**** MATERIAL FOR THIS EXERCISE

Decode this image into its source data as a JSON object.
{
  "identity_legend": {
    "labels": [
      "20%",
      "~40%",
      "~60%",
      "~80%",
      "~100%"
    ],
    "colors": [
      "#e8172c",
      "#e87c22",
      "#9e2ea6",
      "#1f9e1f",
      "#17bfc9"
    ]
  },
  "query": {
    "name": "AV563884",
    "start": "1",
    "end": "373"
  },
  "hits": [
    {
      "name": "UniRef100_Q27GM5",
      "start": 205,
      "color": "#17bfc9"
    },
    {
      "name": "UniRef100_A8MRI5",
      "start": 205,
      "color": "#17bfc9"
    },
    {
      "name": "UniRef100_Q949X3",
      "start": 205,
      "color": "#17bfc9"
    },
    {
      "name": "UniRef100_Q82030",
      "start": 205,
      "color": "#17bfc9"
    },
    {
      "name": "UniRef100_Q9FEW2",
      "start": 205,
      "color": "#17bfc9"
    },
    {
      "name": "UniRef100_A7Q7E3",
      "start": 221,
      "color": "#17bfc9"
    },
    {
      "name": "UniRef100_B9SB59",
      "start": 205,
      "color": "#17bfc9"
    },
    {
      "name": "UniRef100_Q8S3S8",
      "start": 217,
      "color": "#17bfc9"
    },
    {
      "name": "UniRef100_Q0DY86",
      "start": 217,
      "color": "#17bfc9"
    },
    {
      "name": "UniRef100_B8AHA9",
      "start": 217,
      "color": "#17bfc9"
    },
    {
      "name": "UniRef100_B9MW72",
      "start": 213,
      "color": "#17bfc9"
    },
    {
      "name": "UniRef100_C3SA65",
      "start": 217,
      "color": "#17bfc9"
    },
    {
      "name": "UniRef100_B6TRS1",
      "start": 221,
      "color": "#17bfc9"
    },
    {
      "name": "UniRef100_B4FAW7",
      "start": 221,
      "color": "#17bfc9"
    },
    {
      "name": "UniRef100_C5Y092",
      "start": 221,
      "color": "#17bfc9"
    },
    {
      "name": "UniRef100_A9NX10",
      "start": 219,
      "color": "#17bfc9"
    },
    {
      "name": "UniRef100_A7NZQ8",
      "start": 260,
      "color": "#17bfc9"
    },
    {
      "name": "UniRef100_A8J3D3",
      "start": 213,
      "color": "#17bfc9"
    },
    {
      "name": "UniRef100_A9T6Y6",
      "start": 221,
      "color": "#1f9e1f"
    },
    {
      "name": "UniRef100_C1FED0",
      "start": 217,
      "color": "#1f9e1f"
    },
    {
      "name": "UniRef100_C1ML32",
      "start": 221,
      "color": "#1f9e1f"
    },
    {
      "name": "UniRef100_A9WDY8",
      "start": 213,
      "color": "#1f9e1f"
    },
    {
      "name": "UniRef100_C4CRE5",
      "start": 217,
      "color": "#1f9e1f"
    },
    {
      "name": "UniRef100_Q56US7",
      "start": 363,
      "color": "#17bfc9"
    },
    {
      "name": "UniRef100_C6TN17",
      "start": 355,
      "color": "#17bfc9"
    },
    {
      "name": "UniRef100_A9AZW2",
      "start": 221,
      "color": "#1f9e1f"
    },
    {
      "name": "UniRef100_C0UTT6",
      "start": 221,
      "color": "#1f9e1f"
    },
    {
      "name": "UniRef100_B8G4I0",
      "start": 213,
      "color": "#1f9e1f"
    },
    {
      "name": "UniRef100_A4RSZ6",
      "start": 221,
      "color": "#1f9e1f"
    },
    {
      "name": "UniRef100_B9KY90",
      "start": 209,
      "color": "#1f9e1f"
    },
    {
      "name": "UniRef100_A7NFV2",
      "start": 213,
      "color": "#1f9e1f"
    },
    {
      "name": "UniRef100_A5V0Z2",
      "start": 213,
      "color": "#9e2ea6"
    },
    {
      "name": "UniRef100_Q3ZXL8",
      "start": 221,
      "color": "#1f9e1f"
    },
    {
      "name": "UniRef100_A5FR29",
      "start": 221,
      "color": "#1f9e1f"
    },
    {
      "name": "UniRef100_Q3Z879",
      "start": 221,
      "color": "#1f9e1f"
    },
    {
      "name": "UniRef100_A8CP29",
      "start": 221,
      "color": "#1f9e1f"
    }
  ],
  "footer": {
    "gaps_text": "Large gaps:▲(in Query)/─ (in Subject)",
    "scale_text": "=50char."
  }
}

********

--- YOUR OBJECTIVE ---
Copy all the lines, exactly.

--- RESULT ---
Decode this image into its source data as a JSON object.
{
  "identity_legend": {
    "labels": [
      "20%",
      "~40%",
      "~60%",
      "~80%",
      "~100%"
    ],
    "colors": [
      "#e8172c",
      "#e87c22",
      "#9e2ea6",
      "#1f9e1f",
      "#17bfc9"
    ]
  },
  "query": {
    "name": "AV563884",
    "start": "1",
    "end": "373"
  },
  "hits": [
    {
      "name": "UniRef100_Q27GM5",
      "start": 205,
      "color": "#17bfc9"
    },
    {
      "name": "UniRef100_A8MRI5",
      "start": 205,
      "color": "#17bfc9"
    },
    {
      "name": "UniRef100_Q949X3",
      "start": 205,
      "color": "#17bfc9"
    },
    {
      "name": "UniRef100_Q82030",
      "start": 205,
      "color": "#17bfc9"
    },
    {
      "name": "UniRef100_Q9FEW2",
      "start": 205,
      "color": "#17bfc9"
    },
    {
      "name": "UniRef100_A7Q7E3",
      "start": 221,
      "color": "#17bfc9"
    },
    {
      "name": "UniRef100_B9SB59",
      "start": 205,
      "color": "#17bfc9"
    },
    {
      "name": "UniRef100_Q8S3S8",
      "start": 217,
      "color": "#17bfc9"
    },
    {
      "name": "UniRef100_Q0DY86",
      "start": 217,
      "color": "#17bfc9"
    },
    {
      "name": "UniRef100_B8AHA9",
      "start": 217,
      "color": "#17bfc9"
    },
    {
      "name": "UniRef100_B9MW72",
      "start": 213,
      "color": "#17bfc9"
    },
    {
      "name": "UniRef100_C3SA65",
      "start": 217,
      "color": "#17bfc9"
    },
    {
      "name": "UniRef100_B6TRS1",
      "start": 221,
      "color": "#17bfc9"
    },
    {
      "name": "UniRef100_B4FAW7",
      "start": 221,
      "color": "#17bfc9"
    },
    {
      "name": "UniRef100_C5Y092",
      "start": 221,
      "color": "#17bfc9"
    },
    {
      "name": "UniRef100_A9NX10",
      "start": 219,
      "color": "#17bfc9"
    },
    {
      "name": "UniRef100_A7NZQ8",
      "start": 260,
      "color": "#17bfc9"
    },
    {
      "name": "UniRef100_A8J3D3",
      "start": 213,
      "color": "#17bfc9"
    },
    {
      "name": "UniRef100_A9T6Y6",
      "start": 221,
      "color": "#1f9e1f"
    },
    {
      "name": "UniRef100_C1FED0",
      "start": 217,
      "color": "#1f9e1f"
    },
    {
      "name": "UniRef100_C1ML32",
      "start": 221,
      "color": "#1f9e1f"
    },
    {
      "name": "UniRef100_A9WDY8",
      "start": 213,
      "color": "#1f9e1f"
    },
    {
      "name": "UniRef100_C4CRE5",
      "start": 217,
      "color": "#1f9e1f"
    },
    {
      "name": "UniRef100_Q56US7",
      "start": 363,
      "color": "#17bfc9"
    },
    {
      "name": "UniRef100_C6TN17",
      "start": 355,
      "color": "#17bfc9"
    },
    {
      "name": "UniRef100_A9AZW2",
      "start": 221,
      "color": "#1f9e1f"
    },
    {
      "name": "UniRef100_C0UTT6",
      "start": 221,
      "color": "#1f9e1f"
    },
    {
      "name": "UniRef100_B8G4I0",
      "start": 213,
      "color": "#1f9e1f"
    },
    {
      "name": "UniRef100_A4RSZ6",
      "start": 221,
      "color": "#1f9e1f"
    },
    {
      "name": "UniRef100_B9KY90",
      "start": 209,
      "color": "#1f9e1f"
    },
    {
      "name": "UniRef100_A7NFV2",
      "start": 213,
      "color": "#1f9e1f"
    },
    {
      "name": "UniRef100_A5V0Z2",
      "start": 213,
      "color": "#9e2ea6"
    },
    {
      "name": "UniRef100_Q3ZXL8",
      "start": 221,
      "color": "#1f9e1f"
    },
    {
      "name": "UniRef100_A5FR29",
      "start": 221,
      "color": "#1f9e1f"
    },
    {
      "name": "UniRef100_Q3Z879",
      "start": 221,
      "color": "#1f9e1f"
    },
    {
      "name": "UniRef100_A8CP29",
      "start": 221,
      "color": "#1f9e1f"
    }
  ],
  "footer": {
    "gaps_text": "Large gaps:▲(in Query)/─ (in Subject)",
    "scale_text": "=50char."
  }
}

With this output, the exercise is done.